[Entries with figure data]
::::::::

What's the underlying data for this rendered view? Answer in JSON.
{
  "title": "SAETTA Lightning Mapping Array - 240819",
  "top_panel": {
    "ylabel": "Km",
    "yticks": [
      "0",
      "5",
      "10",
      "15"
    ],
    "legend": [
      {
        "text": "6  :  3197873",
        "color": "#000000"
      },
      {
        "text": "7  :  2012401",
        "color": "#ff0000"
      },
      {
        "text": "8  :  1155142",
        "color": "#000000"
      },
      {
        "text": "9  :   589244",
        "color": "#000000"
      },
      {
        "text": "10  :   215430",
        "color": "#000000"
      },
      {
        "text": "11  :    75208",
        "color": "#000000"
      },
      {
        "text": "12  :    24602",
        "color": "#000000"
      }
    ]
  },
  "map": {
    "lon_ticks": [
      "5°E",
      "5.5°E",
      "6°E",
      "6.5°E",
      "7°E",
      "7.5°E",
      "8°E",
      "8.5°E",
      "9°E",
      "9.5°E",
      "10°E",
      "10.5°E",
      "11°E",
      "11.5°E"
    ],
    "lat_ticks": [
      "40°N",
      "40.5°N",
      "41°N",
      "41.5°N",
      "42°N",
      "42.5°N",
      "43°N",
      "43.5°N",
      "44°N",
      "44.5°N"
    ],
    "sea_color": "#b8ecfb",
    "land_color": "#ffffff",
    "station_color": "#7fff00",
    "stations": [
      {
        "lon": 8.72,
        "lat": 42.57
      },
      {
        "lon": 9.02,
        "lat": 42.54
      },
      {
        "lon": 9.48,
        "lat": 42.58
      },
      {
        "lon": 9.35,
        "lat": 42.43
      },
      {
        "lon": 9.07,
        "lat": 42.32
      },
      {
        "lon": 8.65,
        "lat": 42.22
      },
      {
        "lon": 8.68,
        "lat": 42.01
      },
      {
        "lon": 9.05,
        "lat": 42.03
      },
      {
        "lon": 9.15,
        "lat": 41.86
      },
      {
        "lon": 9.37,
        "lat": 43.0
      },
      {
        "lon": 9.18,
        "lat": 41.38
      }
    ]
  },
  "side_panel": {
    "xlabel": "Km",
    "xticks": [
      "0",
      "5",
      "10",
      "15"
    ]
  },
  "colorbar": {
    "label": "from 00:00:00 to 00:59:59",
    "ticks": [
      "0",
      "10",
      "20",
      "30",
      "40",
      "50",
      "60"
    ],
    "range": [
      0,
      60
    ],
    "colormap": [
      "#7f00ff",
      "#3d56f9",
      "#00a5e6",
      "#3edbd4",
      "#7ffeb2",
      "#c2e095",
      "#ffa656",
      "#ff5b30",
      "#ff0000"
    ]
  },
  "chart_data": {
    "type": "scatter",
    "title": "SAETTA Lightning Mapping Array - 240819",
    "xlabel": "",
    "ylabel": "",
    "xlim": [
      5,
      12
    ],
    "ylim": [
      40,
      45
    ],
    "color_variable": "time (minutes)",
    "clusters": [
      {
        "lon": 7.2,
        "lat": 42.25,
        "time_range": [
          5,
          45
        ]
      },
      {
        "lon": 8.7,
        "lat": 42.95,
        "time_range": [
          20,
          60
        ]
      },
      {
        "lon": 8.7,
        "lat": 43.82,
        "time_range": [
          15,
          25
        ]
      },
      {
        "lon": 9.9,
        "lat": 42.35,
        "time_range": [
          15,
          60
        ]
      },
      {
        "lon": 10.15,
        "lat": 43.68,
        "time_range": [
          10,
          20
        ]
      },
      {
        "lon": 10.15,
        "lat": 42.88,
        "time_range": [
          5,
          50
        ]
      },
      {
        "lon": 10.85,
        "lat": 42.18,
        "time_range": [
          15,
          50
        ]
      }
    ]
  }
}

::::::::

Do this> Repeat the material above exactly.

Answer for the task>
What's the underlying data for this rendered view? Answer in JSON.
{
  "title": "SAETTA Lightning Mapping Array - 240819",
  "top_panel": {
    "ylabel": "Km",
    "yticks": [
      "0",
      "5",
      "10",
      "15"
    ],
    "legend": [
      {
        "text": "6  :  3197873",
        "color": "#000000"
      },
      {
        "text": "7  :  2012401",
        "color": "#ff0000"
      },
      {
        "text": "8  :  1155142",
        "color": "#000000"
      },
      {
        "text": "9  :   589244",
        "color": "#000000"
      },
      {
        "text": "10  :   215430",
        "color": "#000000"
      },
      {
        "text": "11  :    75208",
        "color": "#000000"
      },
      {
        "text": "12  :    24602",
        "color": "#000000"
      }
    ]
  },
  "map": {
    "lon_ticks": [
      "5°E",
      "5.5°E",
      "6°E",
      "6.5°E",
      "7°E",
      "7.5°E",
      "8°E",
      "8.5°E",
      "9°E",
      "9.5°E",
      "10°E",
      "10.5°E",
      "11°E",
      "11.5°E"
    ],
    "lat_ticks": [
      "40°N",
      "40.5°N",
      "41°N",
      "41.5°N",
      "42°N",
      "42.5°N",
      "43°N",
      "43.5°N",
      "44°N",
      "44.5°N"
    ],
    "sea_color": "#b8ecfb",
    "land_color": "#ffffff",
    "station_color": "#7fff00",
    "stations": [
      {
        "lon": 8.72,
        "lat": 42.57
      },
      {
        "lon": 9.02,
        "lat": 42.54
      },
      {
        "lon": 9.48,
        "lat": 42.58
      },
      {
        "lon": 9.35,
        "lat": 42.43
      },
      {
        "lon": 9.07,
        "lat": 42.32
      },
      {
        "lon": 8.65,
        "lat": 42.22
      },
      {
        "lon": 8.68,
        "lat": 42.01
      },
      {
        "lon": 9.05,
        "lat": 42.03
      },
      {
        "lon": 9.15,
        "lat": 41.86
      },
      {
        "lon": 9.37,
        "lat": 43.0
      },
      {
        "lon": 9.18,
        "lat": 41.38
      }
    ]
  },
  "side_panel": {
    "xlabel": "Km",
    "xticks": [
      "0",
      "5",
      "10",
      "15"
    ]
  },
  "colorbar": {
    "label": "from 00:00:00 to 00:59:59",
    "ticks": [
      "0",
      "10",
      "20",
      "30",
      "40",
      "50",
      "60"
    ],
    "range": [
      0,
      60
    ],
    "colormap": [
      "#7f00ff",
      "#3d56f9",
      "#00a5e6",
      "#3edbd4",
      "#7ffeb2",
      "#c2e095",
      "#ffa656",
      "#ff5b30",
      "#ff0000"
    ]
  },
  "chart_data": {
    "type": "scatter",
    "title": "SAETTA Lightning Mapping Array - 240819",
    "xlabel": "",
    "ylabel": "",
    "xlim": [
      5,
      12
    ],
    "ylim": [
      40,
      45
    ],
    "color_variable": "time (minutes)",
    "clusters": [
      {
        "lon": 7.2,
        "lat": 42.25,
        "time_range": [
          5,
          45
        ]
      },
      {
        "lon": 8.7,
        "lat": 42.95,
        "time_range": [
          20,
          60
        ]
      },
      {
        "lon": 8.7,
        "lat": 43.82,
        "time_range": [
          15,
          25
        ]
      },
      {
        "lon": 9.9,
        "lat": 42.35,
        "time_range": [
          15,
          60
        ]
      },
      {
        "lon": 10.15,
        "lat": 43.68,
        "time_range": [
          10,
          20
        ]
      },
      {
        "lon": 10.15,
        "lat": 42.88,
        "time_range": [
          5,
          50
        ]
      },
      {
        "lon": 10.85,
        "lat": 42.18,
        "time_range": [
          15,
          50
        ]
      }
    ]
  }
}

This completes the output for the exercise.